* Start ROWS *

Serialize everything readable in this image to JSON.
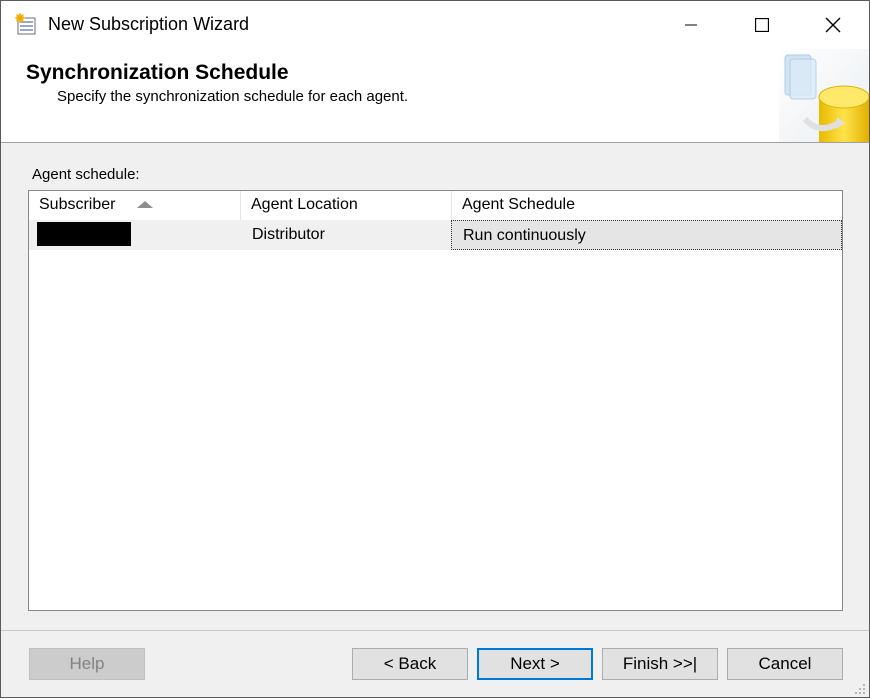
{
  "window": {
    "title": "New Subscription Wizard",
    "controls": [
      "minimize-icon",
      "maximize-icon",
      "close-icon"
    ]
  },
  "header": {
    "title": "Synchronization Schedule",
    "subtitle": "Specify the synchronization schedule for each agent."
  },
  "agent_schedule": {
    "label": "Agent schedule:",
    "columns": [
      "Subscriber",
      "Agent Location",
      "Agent Schedule"
    ],
    "sort_column": "Subscriber",
    "sort_direction": "ascending",
    "rows": [
      {
        "subscriber": "",
        "agent_location": "Distributor",
        "agent_schedule": "Run continuously"
      }
    ]
  },
  "buttons": {
    "help": "Help",
    "back": "< Back",
    "next": "Next >",
    "finish": "Finish >>|",
    "cancel": "Cancel"
  },
  "colors": {
    "accent": "#0078d7",
    "window_bg": "#f0f0f0",
    "header_bg": "#ffffff",
    "graphic_yellow": "#f5d327"
  }
}
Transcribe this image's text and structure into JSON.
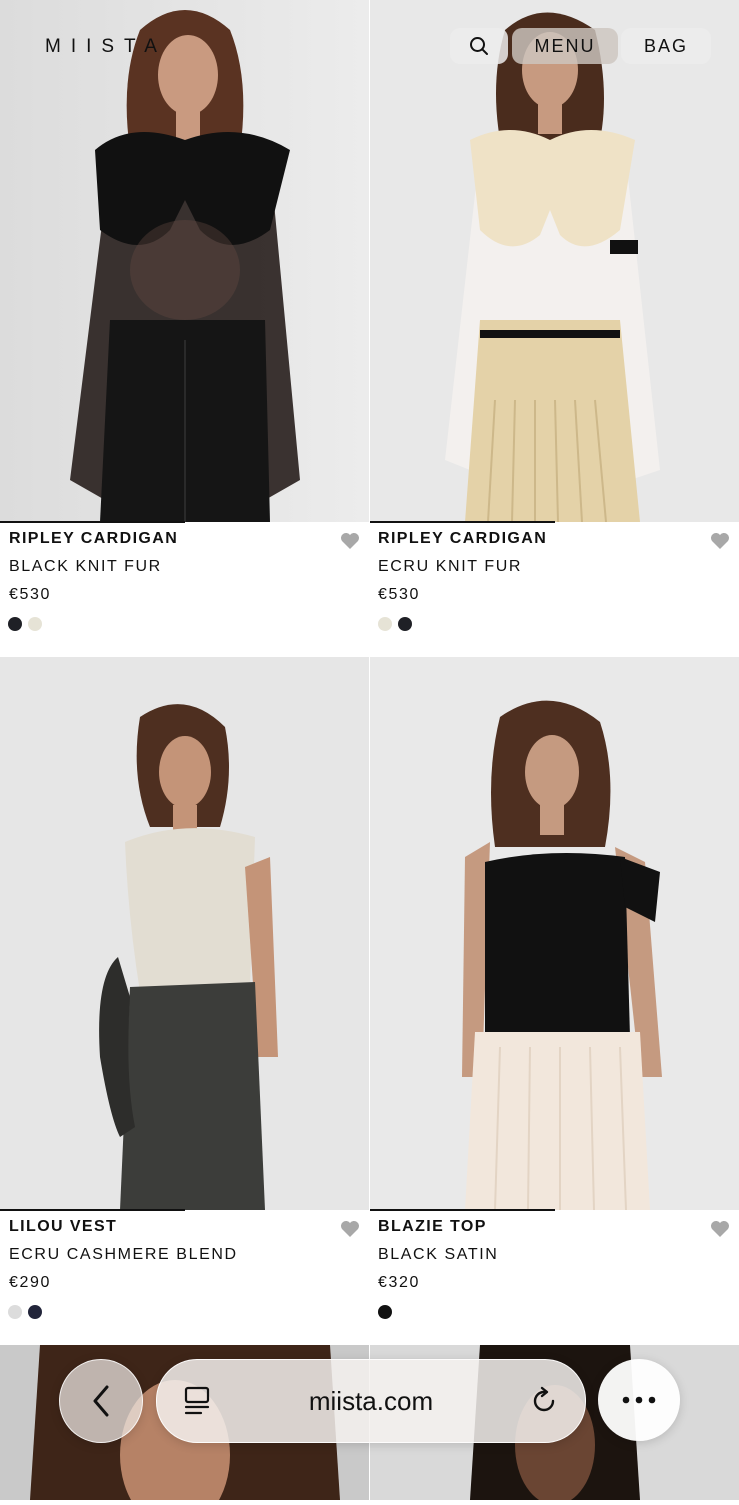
{
  "header": {
    "logo": "MIISTA",
    "menu_label": "MENU",
    "bag_label": "BAG",
    "search_icon": "search-icon"
  },
  "products": [
    {
      "name": "RIPLEY CARDIGAN",
      "color": "BLACK KNIT FUR",
      "price": "€530",
      "swatches": [
        "#1f2026",
        "#e6e3d6"
      ]
    },
    {
      "name": "RIPLEY CARDIGAN",
      "color": "ECRU KNIT FUR",
      "price": "€530",
      "swatches": [
        "#e6e3d6",
        "#1f2026"
      ]
    },
    {
      "name": "LILOU VEST",
      "color": "ECRU CASHMERE BLEND",
      "price": "€290",
      "swatches": [
        "#dcdcdc",
        "#22253a"
      ]
    },
    {
      "name": "BLAZIE TOP",
      "color": "BLACK SATIN",
      "price": "€320",
      "swatches": [
        "#111111"
      ]
    }
  ],
  "browser": {
    "url": "miista.com",
    "back_icon": "chevron-left-icon",
    "tabs_icon": "tabs-icon",
    "reload_icon": "reload-icon",
    "more_icon": "more-icon"
  },
  "colors": {
    "text": "#111111",
    "heart": "#a8a8a8",
    "photo_bg": "#e9e9e9"
  }
}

* End ROWS *

**THE TASK:** Leave out all images, then reproduce the entries above exactly.

**FINAL RESULT:**
Serialize everything readable in this image to JSON.
{
  "window": {
    "title": "New Subscription Wizard",
    "controls": [
      "minimize-icon",
      "maximize-icon",
      "close-icon"
    ]
  },
  "header": {
    "title": "Synchronization Schedule",
    "subtitle": "Specify the synchronization schedule for each agent."
  },
  "agent_schedule": {
    "label": "Agent schedule:",
    "columns": [
      "Subscriber",
      "Agent Location",
      "Agent Schedule"
    ],
    "sort_column": "Subscriber",
    "sort_direction": "ascending",
    "rows": [
      {
        "subscriber": "",
        "agent_location": "Distributor",
        "agent_schedule": "Run continuously"
      }
    ]
  },
  "buttons": {
    "help": "Help",
    "back": "< Back",
    "next": "Next >",
    "finish": "Finish >>|",
    "cancel": "Cancel"
  },
  "colors": {
    "accent": "#0078d7",
    "window_bg": "#f0f0f0",
    "header_bg": "#ffffff",
    "graphic_yellow": "#f5d327"
  }
}
Transcribe this image's text and structure into JSON.
{
  "header": {
    "logo": "MIISTA",
    "menu_label": "MENU",
    "bag_label": "BAG",
    "search_icon": "search-icon"
  },
  "products": [
    {
      "name": "RIPLEY CARDIGAN",
      "color": "BLACK KNIT FUR",
      "price": "€530",
      "swatches": [
        "#1f2026",
        "#e6e3d6"
      ]
    },
    {
      "name": "RIPLEY CARDIGAN",
      "color": "ECRU KNIT FUR",
      "price": "€530",
      "swatches": [
        "#e6e3d6",
        "#1f2026"
      ]
    },
    {
      "name": "LILOU VEST",
      "color": "ECRU CASHMERE BLEND",
      "price": "€290",
      "swatches": [
        "#dcdcdc",
        "#22253a"
      ]
    },
    {
      "name": "BLAZIE TOP",
      "color": "BLACK SATIN",
      "price": "€320",
      "swatches": [
        "#111111"
      ]
    }
  ],
  "browser": {
    "url": "miista.com",
    "back_icon": "chevron-left-icon",
    "tabs_icon": "tabs-icon",
    "reload_icon": "reload-icon",
    "more_icon": "more-icon"
  },
  "colors": {
    "text": "#111111",
    "heart": "#a8a8a8",
    "photo_bg": "#e9e9e9"
  }
}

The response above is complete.